### Dataset rows

start

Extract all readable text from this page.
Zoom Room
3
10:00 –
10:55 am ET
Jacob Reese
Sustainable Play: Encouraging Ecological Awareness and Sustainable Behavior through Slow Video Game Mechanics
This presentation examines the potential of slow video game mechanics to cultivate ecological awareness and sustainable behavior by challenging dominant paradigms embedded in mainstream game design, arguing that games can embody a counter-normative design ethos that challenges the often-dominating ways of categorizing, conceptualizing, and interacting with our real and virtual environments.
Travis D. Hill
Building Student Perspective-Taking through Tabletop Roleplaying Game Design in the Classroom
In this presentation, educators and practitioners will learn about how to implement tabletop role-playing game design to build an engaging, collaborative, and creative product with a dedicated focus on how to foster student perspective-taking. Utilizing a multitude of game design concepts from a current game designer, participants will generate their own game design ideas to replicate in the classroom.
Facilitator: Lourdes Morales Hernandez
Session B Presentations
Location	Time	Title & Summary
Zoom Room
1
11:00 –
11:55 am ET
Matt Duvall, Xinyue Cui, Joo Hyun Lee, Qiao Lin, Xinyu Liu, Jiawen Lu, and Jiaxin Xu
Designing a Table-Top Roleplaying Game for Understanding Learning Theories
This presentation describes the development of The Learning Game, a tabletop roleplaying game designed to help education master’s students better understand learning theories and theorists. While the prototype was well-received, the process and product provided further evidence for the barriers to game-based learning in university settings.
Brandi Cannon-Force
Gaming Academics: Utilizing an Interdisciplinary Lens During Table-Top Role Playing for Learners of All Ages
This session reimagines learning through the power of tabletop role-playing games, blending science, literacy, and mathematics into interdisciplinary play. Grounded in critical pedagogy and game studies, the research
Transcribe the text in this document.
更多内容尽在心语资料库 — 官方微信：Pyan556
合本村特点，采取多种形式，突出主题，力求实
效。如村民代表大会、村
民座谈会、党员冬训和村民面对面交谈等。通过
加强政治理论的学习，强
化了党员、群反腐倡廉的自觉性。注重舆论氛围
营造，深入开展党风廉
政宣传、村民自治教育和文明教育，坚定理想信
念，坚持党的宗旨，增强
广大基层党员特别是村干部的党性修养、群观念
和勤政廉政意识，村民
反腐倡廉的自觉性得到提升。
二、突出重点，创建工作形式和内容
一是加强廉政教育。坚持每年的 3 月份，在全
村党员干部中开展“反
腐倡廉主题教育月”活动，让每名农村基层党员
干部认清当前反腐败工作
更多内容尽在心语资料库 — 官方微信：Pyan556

end

### The request
Look above for the line containing "Transcribe the text in this document.", then transcribe it and all lines after it through the last, exactly and with nothing else.

### Final result
Transcribe the text in this document.
更多内容尽在心语资料库 — 官方微信：Pyan556
合本村特点，采取多种形式，突出主题，力求实
效。如村民代表大会、村
民座谈会、党员冬训和村民面对面交谈等。通过
加强政治理论的学习，强
化了党员、群反腐倡廉的自觉性。注重舆论氛围
营造，深入开展党风廉
政宣传、村民自治教育和文明教育，坚定理想信
念，坚持党的宗旨，增强
广大基层党员特别是村干部的党性修养、群观念
和勤政廉政意识，村民
反腐倡廉的自觉性得到提升。
二、突出重点，创建工作形式和内容
一是加强廉政教育。坚持每年的 3 月份，在全
村党员干部中开展“反
腐倡廉主题教育月”活动，让每名农村基层党员
干部认清当前反腐败工作
更多内容尽在心语资料库 — 官方微信：Pyan556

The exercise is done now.